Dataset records

• • • •

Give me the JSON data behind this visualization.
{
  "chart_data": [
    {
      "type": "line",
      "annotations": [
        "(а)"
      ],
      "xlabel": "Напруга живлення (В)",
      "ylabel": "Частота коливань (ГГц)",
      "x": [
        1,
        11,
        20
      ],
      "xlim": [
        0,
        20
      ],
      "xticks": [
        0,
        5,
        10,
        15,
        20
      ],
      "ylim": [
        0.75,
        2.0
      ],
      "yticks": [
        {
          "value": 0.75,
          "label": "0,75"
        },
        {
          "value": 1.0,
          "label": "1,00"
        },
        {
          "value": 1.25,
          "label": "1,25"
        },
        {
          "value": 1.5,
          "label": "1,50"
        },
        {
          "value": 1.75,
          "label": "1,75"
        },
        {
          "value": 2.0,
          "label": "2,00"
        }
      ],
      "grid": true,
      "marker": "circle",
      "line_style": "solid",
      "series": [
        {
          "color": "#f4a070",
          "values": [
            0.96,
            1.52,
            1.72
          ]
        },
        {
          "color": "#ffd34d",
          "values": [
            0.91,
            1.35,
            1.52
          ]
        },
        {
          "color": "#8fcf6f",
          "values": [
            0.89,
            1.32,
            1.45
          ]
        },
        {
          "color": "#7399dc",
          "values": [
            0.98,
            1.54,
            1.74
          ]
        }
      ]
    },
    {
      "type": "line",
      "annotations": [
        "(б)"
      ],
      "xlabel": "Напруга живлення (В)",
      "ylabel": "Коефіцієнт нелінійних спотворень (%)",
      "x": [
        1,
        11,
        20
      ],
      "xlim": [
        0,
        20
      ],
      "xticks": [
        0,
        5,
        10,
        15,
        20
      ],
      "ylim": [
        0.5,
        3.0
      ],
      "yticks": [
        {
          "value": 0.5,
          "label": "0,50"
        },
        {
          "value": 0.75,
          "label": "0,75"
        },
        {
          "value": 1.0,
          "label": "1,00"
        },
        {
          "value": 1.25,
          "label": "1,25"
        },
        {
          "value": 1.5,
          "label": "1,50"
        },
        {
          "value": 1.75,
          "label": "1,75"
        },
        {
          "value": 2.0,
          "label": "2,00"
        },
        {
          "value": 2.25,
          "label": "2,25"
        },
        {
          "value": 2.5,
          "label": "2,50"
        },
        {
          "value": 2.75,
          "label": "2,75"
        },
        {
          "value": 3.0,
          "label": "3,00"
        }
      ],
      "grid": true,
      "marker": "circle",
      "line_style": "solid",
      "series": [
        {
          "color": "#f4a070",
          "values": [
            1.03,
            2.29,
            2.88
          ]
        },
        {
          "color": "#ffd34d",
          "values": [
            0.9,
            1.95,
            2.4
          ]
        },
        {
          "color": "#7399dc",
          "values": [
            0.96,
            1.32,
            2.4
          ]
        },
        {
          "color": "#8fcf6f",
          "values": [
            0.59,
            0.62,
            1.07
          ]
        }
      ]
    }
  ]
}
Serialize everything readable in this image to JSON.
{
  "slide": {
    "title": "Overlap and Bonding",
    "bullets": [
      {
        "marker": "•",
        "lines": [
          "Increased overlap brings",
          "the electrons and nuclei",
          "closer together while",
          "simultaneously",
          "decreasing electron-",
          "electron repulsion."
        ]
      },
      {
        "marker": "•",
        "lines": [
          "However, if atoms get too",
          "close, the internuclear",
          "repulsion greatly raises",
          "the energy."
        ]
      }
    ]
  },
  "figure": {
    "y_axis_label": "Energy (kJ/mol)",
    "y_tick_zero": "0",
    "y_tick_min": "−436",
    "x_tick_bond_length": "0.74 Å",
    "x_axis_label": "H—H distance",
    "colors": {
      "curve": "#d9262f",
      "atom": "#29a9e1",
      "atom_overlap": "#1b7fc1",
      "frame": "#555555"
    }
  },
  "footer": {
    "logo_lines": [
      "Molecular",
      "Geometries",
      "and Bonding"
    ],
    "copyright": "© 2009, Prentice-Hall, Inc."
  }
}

• • • •

**PROBLEM DESCRIPTION:** Copy down every line of the entries containing the word "Bonding".

**EXERCISE SOLUTION:**
    "title": "Overlap and Bonding",
      "and Bonding"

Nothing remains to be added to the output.